DIRECTIONS: All of the data below must be repeated exactly.

SUPPLIED RECORDS:
______________________________

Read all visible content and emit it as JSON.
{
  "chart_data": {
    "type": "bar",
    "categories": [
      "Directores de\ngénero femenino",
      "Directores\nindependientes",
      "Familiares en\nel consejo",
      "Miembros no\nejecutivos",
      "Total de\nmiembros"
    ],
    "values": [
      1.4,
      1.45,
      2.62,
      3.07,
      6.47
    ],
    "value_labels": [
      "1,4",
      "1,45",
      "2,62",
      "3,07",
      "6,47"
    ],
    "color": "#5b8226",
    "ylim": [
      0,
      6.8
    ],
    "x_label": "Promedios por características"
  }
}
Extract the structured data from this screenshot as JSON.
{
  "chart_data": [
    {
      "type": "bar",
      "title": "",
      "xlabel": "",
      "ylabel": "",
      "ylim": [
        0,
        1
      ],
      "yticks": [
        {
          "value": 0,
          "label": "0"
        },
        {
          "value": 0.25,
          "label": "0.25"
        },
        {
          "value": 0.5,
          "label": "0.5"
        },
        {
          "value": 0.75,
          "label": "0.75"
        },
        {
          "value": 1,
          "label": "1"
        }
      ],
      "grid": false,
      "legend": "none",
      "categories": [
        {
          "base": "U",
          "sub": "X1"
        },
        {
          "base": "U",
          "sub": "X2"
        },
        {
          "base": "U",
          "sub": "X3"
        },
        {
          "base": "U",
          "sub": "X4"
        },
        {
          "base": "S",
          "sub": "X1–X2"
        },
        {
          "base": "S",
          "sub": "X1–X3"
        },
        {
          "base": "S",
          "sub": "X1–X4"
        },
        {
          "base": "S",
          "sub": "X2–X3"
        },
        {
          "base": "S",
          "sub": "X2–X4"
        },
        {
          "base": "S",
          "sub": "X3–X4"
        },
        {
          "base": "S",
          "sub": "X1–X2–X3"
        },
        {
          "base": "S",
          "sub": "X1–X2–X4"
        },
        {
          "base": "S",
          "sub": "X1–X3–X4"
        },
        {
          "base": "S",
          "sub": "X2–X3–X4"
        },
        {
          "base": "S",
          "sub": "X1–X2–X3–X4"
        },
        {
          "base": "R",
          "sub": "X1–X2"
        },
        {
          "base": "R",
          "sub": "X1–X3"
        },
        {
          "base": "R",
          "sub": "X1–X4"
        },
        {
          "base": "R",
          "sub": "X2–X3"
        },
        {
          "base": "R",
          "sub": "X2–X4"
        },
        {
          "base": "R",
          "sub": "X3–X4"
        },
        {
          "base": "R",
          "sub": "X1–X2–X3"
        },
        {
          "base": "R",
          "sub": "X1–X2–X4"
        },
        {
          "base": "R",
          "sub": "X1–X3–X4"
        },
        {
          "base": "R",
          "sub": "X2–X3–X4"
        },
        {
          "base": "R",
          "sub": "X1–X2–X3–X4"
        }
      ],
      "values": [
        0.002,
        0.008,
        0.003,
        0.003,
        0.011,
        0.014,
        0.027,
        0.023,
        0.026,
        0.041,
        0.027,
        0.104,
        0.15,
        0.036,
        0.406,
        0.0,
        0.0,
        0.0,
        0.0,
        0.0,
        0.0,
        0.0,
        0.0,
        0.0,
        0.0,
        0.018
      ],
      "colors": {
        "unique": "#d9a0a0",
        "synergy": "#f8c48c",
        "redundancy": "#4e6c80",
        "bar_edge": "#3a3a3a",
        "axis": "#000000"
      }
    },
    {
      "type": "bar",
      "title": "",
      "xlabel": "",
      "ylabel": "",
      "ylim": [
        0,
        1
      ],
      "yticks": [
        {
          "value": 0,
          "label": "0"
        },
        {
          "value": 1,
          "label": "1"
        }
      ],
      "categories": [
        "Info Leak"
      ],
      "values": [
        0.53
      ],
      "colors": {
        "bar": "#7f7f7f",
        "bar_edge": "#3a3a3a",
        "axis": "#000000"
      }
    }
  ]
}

______________________________

WORKED ANSWER:
Read all visible content and emit it as JSON.
{
  "chart_data": {
    "type": "bar",
    "categories": [
      "Directores de\ngénero femenino",
      "Directores\nindependientes",
      "Familiares en\nel consejo",
      "Miembros no\nejecutivos",
      "Total de\nmiembros"
    ],
    "values": [
      1.4,
      1.45,
      2.62,
      3.07,
      6.47
    ],
    "value_labels": [
      "1,4",
      "1,45",
      "2,62",
      "3,07",
      "6,47"
    ],
    "color": "#5b8226",
    "ylim": [
      0,
      6.8
    ],
    "x_label": "Promedios por características"
  }
}
Extract the structured data from this screenshot as JSON.
{
  "chart_data": [
    {
      "type": "bar",
      "title": "",
      "xlabel": "",
      "ylabel": "",
      "ylim": [
        0,
        1
      ],
      "yticks": [
        {
          "value": 0,
          "label": "0"
        },
        {
          "value": 0.25,
          "label": "0.25"
        },
        {
          "value": 0.5,
          "label": "0.5"
        },
        {
          "value": 0.75,
          "label": "0.75"
        },
        {
          "value": 1,
          "label": "1"
        }
      ],
      "grid": false,
      "legend": "none",
      "categories": [
        {
          "base": "U",
          "sub": "X1"
        },
        {
          "base": "U",
          "sub": "X2"
        },
        {
          "base": "U",
          "sub": "X3"
        },
        {
          "base": "U",
          "sub": "X4"
        },
        {
          "base": "S",
          "sub": "X1–X2"
        },
        {
          "base": "S",
          "sub": "X1–X3"
        },
        {
          "base": "S",
          "sub": "X1–X4"
        },
        {
          "base": "S",
          "sub": "X2–X3"
        },
        {
          "base": "S",
          "sub": "X2–X4"
        },
        {
          "base": "S",
          "sub": "X3–X4"
        },
        {
          "base": "S",
          "sub": "X1–X2–X3"
        },
        {
          "base": "S",
          "sub": "X1–X2–X4"
        },
        {
          "base": "S",
          "sub": "X1–X3–X4"
        },
        {
          "base": "S",
          "sub": "X2–X3–X4"
        },
        {
          "base": "S",
          "sub": "X1–X2–X3–X4"
        },
        {
          "base": "R",
          "sub": "X1–X2"
        },
        {
          "base": "R",
          "sub": "X1–X3"
        },
        {
          "base": "R",
          "sub": "X1–X4"
        },
        {
          "base": "R",
          "sub": "X2–X3"
        },
        {
          "base": "R",
          "sub": "X2–X4"
        },
        {
          "base": "R",
          "sub": "X3–X4"
        },
        {
          "base": "R",
          "sub": "X1–X2–X3"
        },
        {
          "base": "R",
          "sub": "X1–X2–X4"
        },
        {
          "base": "R",
          "sub": "X1–X3–X4"
        },
        {
          "base": "R",
          "sub": "X2–X3–X4"
        },
        {
          "base": "R",
          "sub": "X1–X2–X3–X4"
        }
      ],
      "values": [
        0.002,
        0.008,
        0.003,
        0.003,
        0.011,
        0.014,
        0.027,
        0.023,
        0.026,
        0.041,
        0.027,
        0.104,
        0.15,
        0.036,
        0.406,
        0.0,
        0.0,
        0.0,
        0.0,
        0.0,
        0.0,
        0.0,
        0.0,
        0.0,
        0.0,
        0.018
      ],
      "colors": {
        "unique": "#d9a0a0",
        "synergy": "#f8c48c",
        "redundancy": "#4e6c80",
        "bar_edge": "#3a3a3a",
        "axis": "#000000"
      }
    },
    {
      "type": "bar",
      "title": "",
      "xlabel": "",
      "ylabel": "",
      "ylim": [
        0,
        1
      ],
      "yticks": [
        {
          "value": 0,
          "label": "0"
        },
        {
          "value": 1,
          "label": "1"
        }
      ],
      "categories": [
        "Info Leak"
      ],
      "values": [
        0.53
      ],
      "colors": {
        "bar": "#7f7f7f",
        "bar_edge": "#3a3a3a",
        "axis": "#000000"
      }
    }
  ]
}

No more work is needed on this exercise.